-- What is asked --
Reproduce all the lines exactly as they stand, apart from the pictures.

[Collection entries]
-- BEGIN --
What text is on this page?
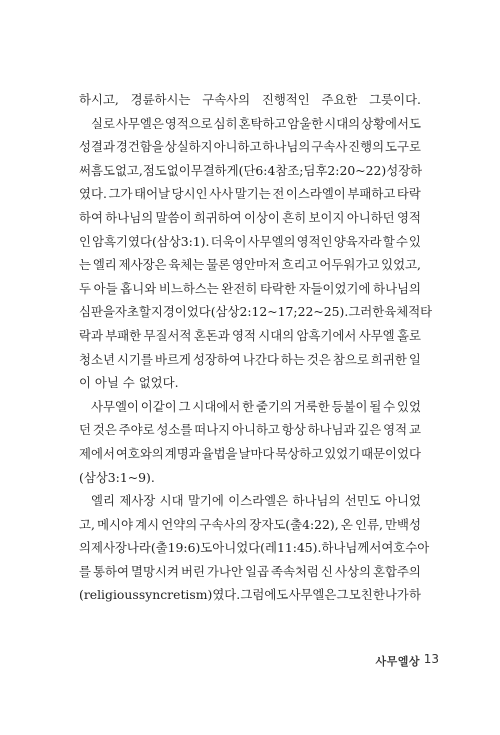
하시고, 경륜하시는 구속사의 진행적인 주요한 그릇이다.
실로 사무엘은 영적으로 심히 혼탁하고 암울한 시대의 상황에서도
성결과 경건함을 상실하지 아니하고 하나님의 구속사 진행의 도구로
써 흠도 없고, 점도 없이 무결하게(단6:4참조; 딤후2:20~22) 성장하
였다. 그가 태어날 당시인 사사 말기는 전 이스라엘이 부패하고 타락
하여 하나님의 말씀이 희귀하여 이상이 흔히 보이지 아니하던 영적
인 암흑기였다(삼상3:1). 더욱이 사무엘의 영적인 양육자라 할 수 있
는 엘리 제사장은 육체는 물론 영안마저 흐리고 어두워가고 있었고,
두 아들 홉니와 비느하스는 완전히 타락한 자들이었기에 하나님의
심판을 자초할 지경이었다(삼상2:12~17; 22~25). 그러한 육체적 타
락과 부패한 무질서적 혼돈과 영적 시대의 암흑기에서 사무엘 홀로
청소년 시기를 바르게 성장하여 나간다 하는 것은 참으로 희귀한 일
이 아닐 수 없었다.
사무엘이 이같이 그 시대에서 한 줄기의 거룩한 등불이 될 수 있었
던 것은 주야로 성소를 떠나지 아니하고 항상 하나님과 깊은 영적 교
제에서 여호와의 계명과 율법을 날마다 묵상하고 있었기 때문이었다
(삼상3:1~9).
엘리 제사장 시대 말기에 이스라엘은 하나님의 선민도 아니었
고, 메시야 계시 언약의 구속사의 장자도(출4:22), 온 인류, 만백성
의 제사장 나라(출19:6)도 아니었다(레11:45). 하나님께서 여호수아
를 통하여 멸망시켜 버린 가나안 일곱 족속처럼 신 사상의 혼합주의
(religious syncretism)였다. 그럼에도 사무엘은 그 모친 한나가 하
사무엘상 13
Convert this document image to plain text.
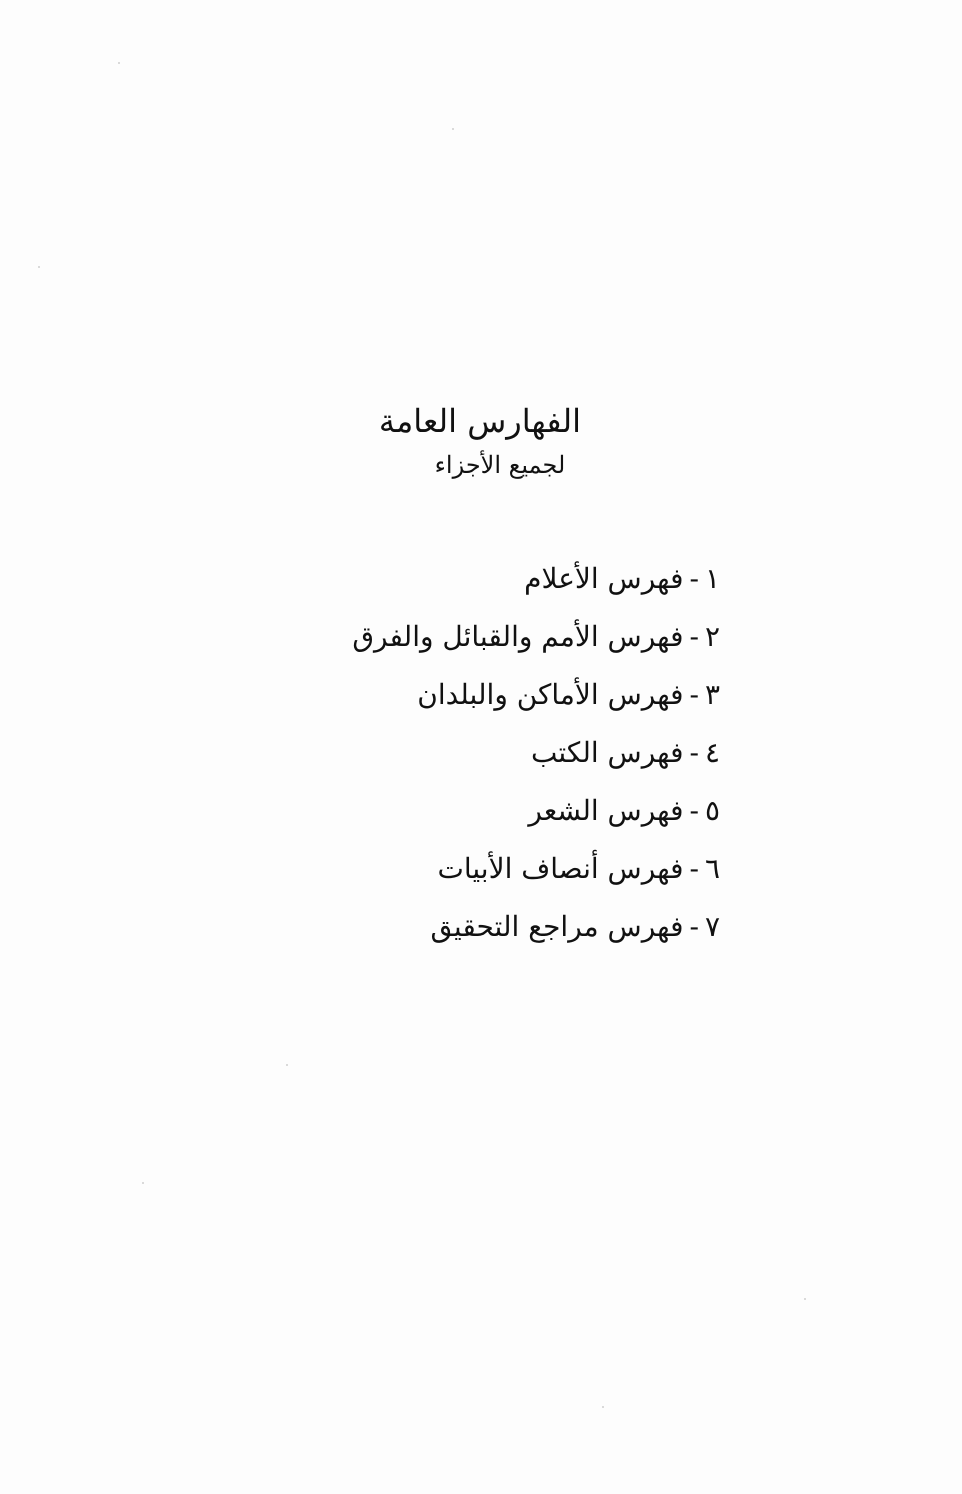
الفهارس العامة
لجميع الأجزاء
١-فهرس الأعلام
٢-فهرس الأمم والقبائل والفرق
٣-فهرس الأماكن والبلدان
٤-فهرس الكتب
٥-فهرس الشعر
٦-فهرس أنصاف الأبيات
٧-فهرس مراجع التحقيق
-- END --
-- Problem solution --
What text is on this page?
하시고, 경륜하시는 구속사의 진행적인 주요한 그릇이다.
실로 사무엘은 영적으로 심히 혼탁하고 암울한 시대의 상황에서도
성결과 경건함을 상실하지 아니하고 하나님의 구속사 진행의 도구로
써 흠도 없고, 점도 없이 무결하게(단6:4참조; 딤후2:20~22) 성장하
였다. 그가 태어날 당시인 사사 말기는 전 이스라엘이 부패하고 타락
하여 하나님의 말씀이 희귀하여 이상이 흔히 보이지 아니하던 영적
인 암흑기였다(삼상3:1). 더욱이 사무엘의 영적인 양육자라 할 수 있
는 엘리 제사장은 육체는 물론 영안마저 흐리고 어두워가고 있었고,
두 아들 홉니와 비느하스는 완전히 타락한 자들이었기에 하나님의
심판을 자초할 지경이었다(삼상2:12~17; 22~25). 그러한 육체적 타
락과 부패한 무질서적 혼돈과 영적 시대의 암흑기에서 사무엘 홀로
청소년 시기를 바르게 성장하여 나간다 하는 것은 참으로 희귀한 일
이 아닐 수 없었다.
사무엘이 이같이 그 시대에서 한 줄기의 거룩한 등불이 될 수 있었
던 것은 주야로 성소를 떠나지 아니하고 항상 하나님과 깊은 영적 교
제에서 여호와의 계명과 율법을 날마다 묵상하고 있었기 때문이었다
(삼상3:1~9).
엘리 제사장 시대 말기에 이스라엘은 하나님의 선민도 아니었
고, 메시야 계시 언약의 구속사의 장자도(출4:22), 온 인류, 만백성
의 제사장 나라(출19:6)도 아니었다(레11:45). 하나님께서 여호수아
를 통하여 멸망시켜 버린 가나안 일곱 족속처럼 신 사상의 혼합주의
(religious syncretism)였다. 그럼에도 사무엘은 그 모친 한나가 하
사무엘상 13
Convert this document image to plain text.
الفهارس العامة
لجميع الأجزاء
١-فهرس الأعلام
٢-فهرس الأمم والقبائل والفرق
٣-فهرس الأماكن والبلدان
٤-فهرس الكتب
٥-فهرس الشعر
٦-فهرس أنصاف الأبيات
٧-فهرس مراجع التحقيق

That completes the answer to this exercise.